▶ _Problem description_: List every distance the hunting account below gives in miles or yards, with the words each one measures.

▶ _Text_:
'''

The day was turning to afternoon and we were beginning to think about the hike out, about five miles, so we started making our way down the canyon. Mid-way to the bottom of our first descent, we got a bugle. He sounded close and was coming our way.
“Get set up!”
Now I knew what he meant and snapped into action. We had a Go-Pro camera and in an effort to calm my nerves, took a minute to get the camera out, turned on and strapped to my head. And this time I set up in front of a large pine with its bows hanging low to the ground to break up my outline. I was ready!
Rick’s cow call. A bugle.
“He’s coming!”
I was calm this time, excited but not so shaky. I was feeling confident enough to stick a bull and would be pleased to get a video as well.
A bugle. More cow calls and active bugles. Sounded like he was seventy-five yards below us on the other side of some thick pines.
Rick whisper-called out to me.
“Move. Move.”
He pointed but he was all in camouflage with a camo net on his face and in a tree shadow and I had a hard time seeing him, even in broad daylight just forty yards away. He took off a glove and I could see where he was pointing.  I moved.
We were working out our signals on the fly and learning to communicate through hand motions as we set up for the bull.
He bugled. Rick called. But he was hung up and not getting any closer. Rick was pointing and I saw the cow step out and a big bull behind her, pushing her up the steep canyon slope directly across from us. The slope was very verticle from our side going down and sheer shale on their side going up but they navigated the hill easily. He was still bugling every time we called but he had the cow in front of him pushing her up the slope. He was not coming. He was going.
We stayed in some cover and called and he was very responsive but was still going. At the top of the steep slope was a nice saddle, like the gentle curve on a horse’s back. He pushed the cow over the top but paused, broadside, sky lighted against the blue sky. Although it sounds like the made up part of a hunting magazine story, he lingered there, tauntingly, and gave one last, long bugle before disappearing over the ridge.
The Go-pro was dead anyway. So, we did not lose the banner video moment.
Rick has hunted these canyons many times and has seen many big bulls and he was excited about this one. I was thinking that it is was probably time to start heading back to the truck, since we had a two to three hour hike out. Rick was thinking differently.
“I think we should go after him. At least take a look.”
“I’m not sure we can climb over that shale.”
“Agreed,” Rick said, “I won’t climb in shale. We need to follow this canyon out to the bottom and then hike up the main canyon to where he went over. Once we get to the bottom, I am guessing, it will be the second or third canyon up from the creek bed.”
“You think we can find him?”
“Probably not, but that’s a good bull. We need to give it a shot.”
“Okay, I’m in. Let’s do it.”

'''

Saved data entries

'''

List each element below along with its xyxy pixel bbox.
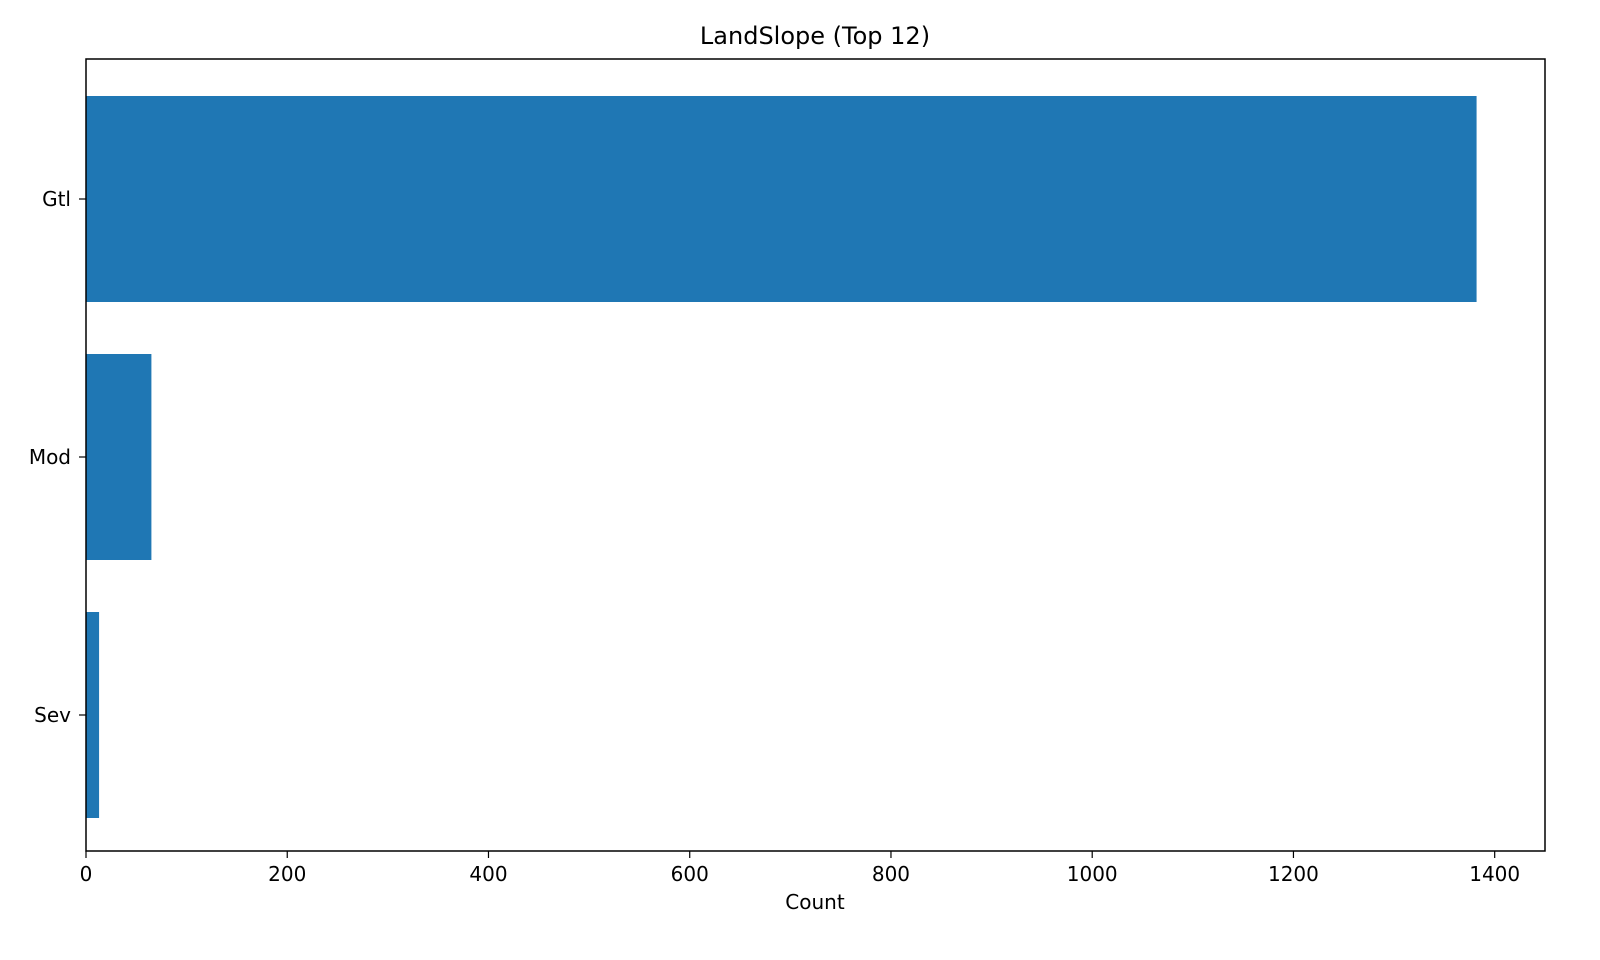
y-tick-label: Sev [34,703,71,727]
chart-title: LandSlope (Top 12) [700,22,930,50]
x-tick-label: 1400 [1469,862,1520,886]
y-axis: Gtl Mod Sev [29,187,86,727]
bar-mod [86,354,152,560]
x-tick-label: 0 [80,862,93,886]
bars-layer [86,96,1477,818]
bar-sev [86,612,100,818]
x-tick-label: 600 [671,862,709,886]
x-tick-label: 800 [872,862,910,886]
x-axis-title: Count [785,890,845,914]
x-tick-label: 200 [268,862,306,886]
y-tick-label: Mod [29,445,71,469]
x-tick-label: 1000 [1067,862,1118,886]
plot-frame [85,58,1546,852]
bar-gtl [86,96,1477,302]
x-tick-label: 400 [469,862,507,886]
x-axis: 0 200 400 600 800 1000 1200 1400 [80,851,1520,886]
x-tick-label: 1200 [1268,862,1319,886]
y-tick-label: Gtl [42,187,71,211]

'''

▶ _Worked answer_:
- About five miles: the hike out
- Seventy-five yards: how far below them the bull sounded
- Forty yards: how far away Rick was when he pointed